*What is needed*: Find and copy lines holding "this".

*Source records*:
###

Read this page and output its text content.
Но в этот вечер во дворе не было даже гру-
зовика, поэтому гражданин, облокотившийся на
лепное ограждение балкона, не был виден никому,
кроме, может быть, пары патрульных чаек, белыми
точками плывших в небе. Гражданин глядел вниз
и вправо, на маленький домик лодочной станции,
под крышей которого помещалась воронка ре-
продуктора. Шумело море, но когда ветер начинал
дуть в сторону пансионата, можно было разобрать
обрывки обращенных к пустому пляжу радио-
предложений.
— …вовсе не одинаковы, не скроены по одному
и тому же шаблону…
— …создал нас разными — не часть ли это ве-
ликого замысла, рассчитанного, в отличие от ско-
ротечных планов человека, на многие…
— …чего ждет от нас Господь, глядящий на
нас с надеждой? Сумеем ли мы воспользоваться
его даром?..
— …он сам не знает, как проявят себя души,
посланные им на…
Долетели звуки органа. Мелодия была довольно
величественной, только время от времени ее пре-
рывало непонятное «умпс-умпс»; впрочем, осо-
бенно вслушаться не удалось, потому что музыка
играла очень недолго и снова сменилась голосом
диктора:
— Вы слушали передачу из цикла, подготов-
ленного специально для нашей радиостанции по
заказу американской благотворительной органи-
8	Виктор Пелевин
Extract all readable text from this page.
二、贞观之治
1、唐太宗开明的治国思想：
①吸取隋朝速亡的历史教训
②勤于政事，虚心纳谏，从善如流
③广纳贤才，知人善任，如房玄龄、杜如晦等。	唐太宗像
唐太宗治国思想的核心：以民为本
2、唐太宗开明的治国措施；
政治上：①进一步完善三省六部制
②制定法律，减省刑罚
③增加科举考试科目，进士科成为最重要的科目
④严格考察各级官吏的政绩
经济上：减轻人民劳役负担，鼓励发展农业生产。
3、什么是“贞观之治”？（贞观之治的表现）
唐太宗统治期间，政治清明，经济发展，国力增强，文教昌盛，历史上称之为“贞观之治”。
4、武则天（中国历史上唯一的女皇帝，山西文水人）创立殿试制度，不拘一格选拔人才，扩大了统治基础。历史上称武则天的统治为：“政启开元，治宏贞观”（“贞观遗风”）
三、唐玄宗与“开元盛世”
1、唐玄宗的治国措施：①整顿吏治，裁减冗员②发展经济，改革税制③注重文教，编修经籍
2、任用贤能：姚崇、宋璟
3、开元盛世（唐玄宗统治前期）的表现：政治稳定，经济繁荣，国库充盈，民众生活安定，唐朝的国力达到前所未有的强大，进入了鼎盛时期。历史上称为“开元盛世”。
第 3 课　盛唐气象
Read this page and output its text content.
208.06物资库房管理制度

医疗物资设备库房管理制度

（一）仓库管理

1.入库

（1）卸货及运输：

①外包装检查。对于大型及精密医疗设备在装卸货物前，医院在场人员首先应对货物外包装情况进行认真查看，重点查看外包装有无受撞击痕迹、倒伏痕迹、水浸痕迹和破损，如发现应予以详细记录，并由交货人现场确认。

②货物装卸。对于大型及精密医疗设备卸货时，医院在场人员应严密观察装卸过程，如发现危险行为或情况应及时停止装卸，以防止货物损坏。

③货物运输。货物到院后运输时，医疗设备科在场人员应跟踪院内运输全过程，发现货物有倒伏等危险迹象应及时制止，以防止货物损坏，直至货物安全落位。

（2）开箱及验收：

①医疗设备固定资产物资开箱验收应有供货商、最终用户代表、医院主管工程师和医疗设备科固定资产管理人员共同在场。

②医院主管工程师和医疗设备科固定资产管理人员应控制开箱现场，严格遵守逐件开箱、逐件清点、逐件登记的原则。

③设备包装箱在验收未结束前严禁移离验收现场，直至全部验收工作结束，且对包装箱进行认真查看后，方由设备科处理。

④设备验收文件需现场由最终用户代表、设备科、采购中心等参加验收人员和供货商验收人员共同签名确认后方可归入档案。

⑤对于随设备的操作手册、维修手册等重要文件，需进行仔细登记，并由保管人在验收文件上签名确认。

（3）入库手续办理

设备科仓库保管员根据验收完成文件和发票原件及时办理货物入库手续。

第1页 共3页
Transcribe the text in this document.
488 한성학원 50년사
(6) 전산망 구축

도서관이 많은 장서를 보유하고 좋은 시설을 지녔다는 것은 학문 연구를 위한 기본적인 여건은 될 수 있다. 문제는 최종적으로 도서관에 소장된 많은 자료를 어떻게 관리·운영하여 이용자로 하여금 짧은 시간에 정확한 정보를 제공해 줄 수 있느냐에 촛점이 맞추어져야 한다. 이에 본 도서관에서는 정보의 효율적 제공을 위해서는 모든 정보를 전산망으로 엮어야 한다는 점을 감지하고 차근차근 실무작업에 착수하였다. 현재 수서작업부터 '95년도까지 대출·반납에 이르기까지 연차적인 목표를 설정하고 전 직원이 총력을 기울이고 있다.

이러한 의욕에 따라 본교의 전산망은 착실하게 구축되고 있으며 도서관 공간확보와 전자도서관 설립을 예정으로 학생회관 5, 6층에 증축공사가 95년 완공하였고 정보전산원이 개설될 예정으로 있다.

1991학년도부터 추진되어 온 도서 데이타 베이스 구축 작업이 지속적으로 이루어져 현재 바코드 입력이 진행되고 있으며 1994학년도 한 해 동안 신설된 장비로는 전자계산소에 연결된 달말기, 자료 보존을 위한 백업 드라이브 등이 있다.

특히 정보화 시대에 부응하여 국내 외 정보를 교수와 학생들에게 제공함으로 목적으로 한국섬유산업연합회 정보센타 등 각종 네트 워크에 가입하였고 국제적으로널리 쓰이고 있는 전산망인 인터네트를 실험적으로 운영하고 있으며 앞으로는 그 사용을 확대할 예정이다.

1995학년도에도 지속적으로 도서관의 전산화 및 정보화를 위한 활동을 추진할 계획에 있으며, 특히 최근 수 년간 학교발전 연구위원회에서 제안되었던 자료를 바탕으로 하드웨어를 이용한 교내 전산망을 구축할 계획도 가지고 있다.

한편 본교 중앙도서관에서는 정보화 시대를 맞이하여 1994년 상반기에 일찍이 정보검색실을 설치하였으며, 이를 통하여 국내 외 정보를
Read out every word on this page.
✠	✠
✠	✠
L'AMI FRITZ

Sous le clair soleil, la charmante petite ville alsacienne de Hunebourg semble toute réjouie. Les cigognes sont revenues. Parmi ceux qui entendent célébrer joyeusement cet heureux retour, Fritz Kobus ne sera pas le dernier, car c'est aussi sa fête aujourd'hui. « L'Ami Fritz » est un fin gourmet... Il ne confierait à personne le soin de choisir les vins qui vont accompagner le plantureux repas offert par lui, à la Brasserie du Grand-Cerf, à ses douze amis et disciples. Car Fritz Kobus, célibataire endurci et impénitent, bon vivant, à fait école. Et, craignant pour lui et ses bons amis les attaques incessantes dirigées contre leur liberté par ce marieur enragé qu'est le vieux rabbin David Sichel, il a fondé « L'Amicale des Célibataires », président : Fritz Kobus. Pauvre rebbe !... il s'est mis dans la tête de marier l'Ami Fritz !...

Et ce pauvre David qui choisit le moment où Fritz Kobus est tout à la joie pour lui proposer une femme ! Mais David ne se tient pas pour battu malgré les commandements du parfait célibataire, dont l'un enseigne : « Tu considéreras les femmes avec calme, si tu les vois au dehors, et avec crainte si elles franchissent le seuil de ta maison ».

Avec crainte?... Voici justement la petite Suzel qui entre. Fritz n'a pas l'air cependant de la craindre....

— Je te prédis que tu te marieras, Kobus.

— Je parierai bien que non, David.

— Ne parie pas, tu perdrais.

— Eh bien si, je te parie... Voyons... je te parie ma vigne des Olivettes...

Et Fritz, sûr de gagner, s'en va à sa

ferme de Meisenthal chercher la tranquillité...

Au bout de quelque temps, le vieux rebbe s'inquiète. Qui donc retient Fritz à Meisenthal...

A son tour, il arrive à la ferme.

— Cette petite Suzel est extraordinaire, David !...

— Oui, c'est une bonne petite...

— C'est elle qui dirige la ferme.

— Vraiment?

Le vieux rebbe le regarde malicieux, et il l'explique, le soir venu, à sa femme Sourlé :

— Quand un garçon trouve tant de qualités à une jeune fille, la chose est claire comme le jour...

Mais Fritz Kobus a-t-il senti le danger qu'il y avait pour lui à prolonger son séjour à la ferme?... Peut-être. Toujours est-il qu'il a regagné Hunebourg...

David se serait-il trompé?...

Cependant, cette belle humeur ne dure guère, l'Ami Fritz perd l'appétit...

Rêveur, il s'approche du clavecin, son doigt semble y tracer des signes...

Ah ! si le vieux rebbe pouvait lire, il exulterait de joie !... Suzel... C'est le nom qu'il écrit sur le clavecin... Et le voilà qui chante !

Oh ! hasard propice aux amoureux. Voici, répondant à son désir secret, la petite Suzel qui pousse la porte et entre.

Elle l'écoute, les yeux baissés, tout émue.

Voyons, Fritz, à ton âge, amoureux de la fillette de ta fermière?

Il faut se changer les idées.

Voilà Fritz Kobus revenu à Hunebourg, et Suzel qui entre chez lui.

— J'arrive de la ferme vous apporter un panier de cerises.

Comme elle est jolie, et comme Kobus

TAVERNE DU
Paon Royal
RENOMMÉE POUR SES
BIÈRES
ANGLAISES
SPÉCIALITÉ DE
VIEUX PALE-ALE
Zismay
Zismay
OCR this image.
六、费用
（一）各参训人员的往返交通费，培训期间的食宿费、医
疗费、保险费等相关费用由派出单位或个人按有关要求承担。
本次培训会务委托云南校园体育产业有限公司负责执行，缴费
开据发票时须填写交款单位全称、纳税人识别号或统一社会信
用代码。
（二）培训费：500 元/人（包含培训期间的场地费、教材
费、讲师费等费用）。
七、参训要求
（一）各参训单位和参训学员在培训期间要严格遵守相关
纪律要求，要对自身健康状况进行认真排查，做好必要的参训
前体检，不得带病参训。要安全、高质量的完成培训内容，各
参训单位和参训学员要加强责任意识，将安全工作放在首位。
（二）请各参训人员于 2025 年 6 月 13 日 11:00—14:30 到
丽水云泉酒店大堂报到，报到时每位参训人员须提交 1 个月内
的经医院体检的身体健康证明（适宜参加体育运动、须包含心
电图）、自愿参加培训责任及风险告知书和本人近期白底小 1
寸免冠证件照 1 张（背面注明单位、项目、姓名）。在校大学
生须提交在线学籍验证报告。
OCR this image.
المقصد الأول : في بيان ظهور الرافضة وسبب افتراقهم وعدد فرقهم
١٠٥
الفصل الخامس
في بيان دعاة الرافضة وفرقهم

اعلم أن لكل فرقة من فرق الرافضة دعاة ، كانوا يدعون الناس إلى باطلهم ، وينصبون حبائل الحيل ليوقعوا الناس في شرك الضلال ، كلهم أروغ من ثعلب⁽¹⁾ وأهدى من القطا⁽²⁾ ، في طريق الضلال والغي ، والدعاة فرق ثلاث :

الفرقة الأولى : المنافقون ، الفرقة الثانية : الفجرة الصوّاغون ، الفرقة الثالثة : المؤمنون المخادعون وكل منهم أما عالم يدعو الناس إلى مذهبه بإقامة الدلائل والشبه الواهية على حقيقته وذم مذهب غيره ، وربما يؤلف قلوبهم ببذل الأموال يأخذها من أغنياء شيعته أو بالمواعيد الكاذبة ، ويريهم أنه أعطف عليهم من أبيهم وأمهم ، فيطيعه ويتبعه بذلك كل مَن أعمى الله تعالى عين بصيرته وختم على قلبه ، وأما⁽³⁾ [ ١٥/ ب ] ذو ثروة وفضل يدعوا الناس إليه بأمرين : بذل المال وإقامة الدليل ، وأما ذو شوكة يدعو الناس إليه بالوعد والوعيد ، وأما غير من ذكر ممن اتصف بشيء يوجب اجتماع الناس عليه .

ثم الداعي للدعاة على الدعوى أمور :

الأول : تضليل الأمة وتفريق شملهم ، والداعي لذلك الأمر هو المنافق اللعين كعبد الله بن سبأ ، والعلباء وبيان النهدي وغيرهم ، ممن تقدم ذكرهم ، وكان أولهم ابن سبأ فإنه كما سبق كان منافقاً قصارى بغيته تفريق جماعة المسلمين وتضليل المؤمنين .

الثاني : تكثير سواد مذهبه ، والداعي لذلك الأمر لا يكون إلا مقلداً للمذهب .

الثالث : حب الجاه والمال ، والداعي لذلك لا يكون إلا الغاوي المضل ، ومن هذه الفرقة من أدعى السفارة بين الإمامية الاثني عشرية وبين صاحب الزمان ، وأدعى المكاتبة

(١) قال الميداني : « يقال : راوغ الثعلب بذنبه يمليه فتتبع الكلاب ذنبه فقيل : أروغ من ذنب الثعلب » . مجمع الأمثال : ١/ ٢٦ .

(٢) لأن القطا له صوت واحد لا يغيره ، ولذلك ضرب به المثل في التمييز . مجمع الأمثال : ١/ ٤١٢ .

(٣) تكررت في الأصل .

###

*Expected answer*:
Read this page and output its text content.
Extract all readable text from this page.
Read this page and output its text content.
Transcribe the text in this document.
Read out every word on this page.
OCR this image.
OCR this image.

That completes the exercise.